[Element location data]
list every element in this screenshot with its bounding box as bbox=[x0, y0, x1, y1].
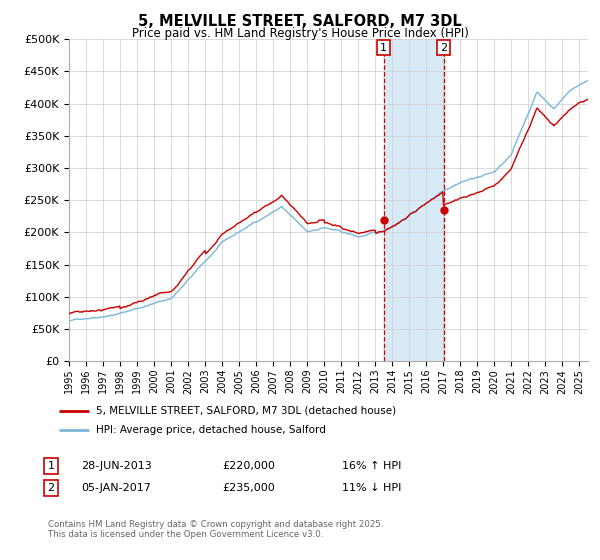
Text: 5, MELVILLE STREET, SALFORD, M7 3DL: 5, MELVILLE STREET, SALFORD, M7 3DL bbox=[138, 14, 462, 29]
Bar bbox=[383, 39, 444, 361]
Text: This data is licensed under the Open Government Licence v3.0.: This data is licensed under the Open Gov… bbox=[48, 530, 323, 539]
Text: Price paid vs. HM Land Registry's House Price Index (HPI): Price paid vs. HM Land Registry's House … bbox=[131, 27, 469, 40]
Text: HPI: Average price, detached house, Salford: HPI: Average price, detached house, Salf… bbox=[96, 424, 326, 435]
Text: 1: 1 bbox=[47, 461, 55, 471]
Text: 28-JUN-2013: 28-JUN-2013 bbox=[81, 461, 152, 471]
Text: 05-JAN-2017: 05-JAN-2017 bbox=[81, 483, 151, 493]
Text: Contains HM Land Registry data © Crown copyright and database right 2025.: Contains HM Land Registry data © Crown c… bbox=[48, 520, 383, 529]
Text: £220,000: £220,000 bbox=[222, 461, 275, 471]
Text: 2: 2 bbox=[47, 483, 55, 493]
Text: 11% ↓ HPI: 11% ↓ HPI bbox=[342, 483, 401, 493]
Text: £235,000: £235,000 bbox=[222, 483, 275, 493]
Text: 2: 2 bbox=[440, 43, 447, 53]
Text: 5, MELVILLE STREET, SALFORD, M7 3DL (detached house): 5, MELVILLE STREET, SALFORD, M7 3DL (det… bbox=[96, 405, 396, 416]
Text: 1: 1 bbox=[380, 43, 387, 53]
Text: 16% ↑ HPI: 16% ↑ HPI bbox=[342, 461, 401, 471]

Given task - Rewrite every item above with "detached house" swapped for "terraced house" and nothing else changed. Leave out the pictures.

Correct response -
list every element in this screenshot with its bounding box as bbox=[x0, y0, x1, y1].
Text: 5, MELVILLE STREET, SALFORD, M7 3DL: 5, MELVILLE STREET, SALFORD, M7 3DL bbox=[138, 14, 462, 29]
Bar bbox=[383, 39, 444, 361]
Text: This data is licensed under the Open Government Licence v3.0.: This data is licensed under the Open Gov… bbox=[48, 530, 323, 539]
Text: Price paid vs. HM Land Registry's House Price Index (HPI): Price paid vs. HM Land Registry's House … bbox=[131, 27, 469, 40]
Text: HPI: Average price, terraced house, Salford: HPI: Average price, terraced house, Salf… bbox=[96, 424, 326, 435]
Text: 1: 1 bbox=[47, 461, 55, 471]
Text: 28-JUN-2013: 28-JUN-2013 bbox=[81, 461, 152, 471]
Text: 05-JAN-2017: 05-JAN-2017 bbox=[81, 483, 151, 493]
Text: Contains HM Land Registry data © Crown copyright and database right 2025.: Contains HM Land Registry data © Crown c… bbox=[48, 520, 383, 529]
Text: £220,000: £220,000 bbox=[222, 461, 275, 471]
Text: 2: 2 bbox=[47, 483, 55, 493]
Text: 11% ↓ HPI: 11% ↓ HPI bbox=[342, 483, 401, 493]
Text: £235,000: £235,000 bbox=[222, 483, 275, 493]
Text: 2: 2 bbox=[440, 43, 447, 53]
Text: 5, MELVILLE STREET, SALFORD, M7 3DL (terraced house): 5, MELVILLE STREET, SALFORD, M7 3DL (det… bbox=[96, 405, 396, 416]
Text: 1: 1 bbox=[380, 43, 387, 53]
Text: 16% ↑ HPI: 16% ↑ HPI bbox=[342, 461, 401, 471]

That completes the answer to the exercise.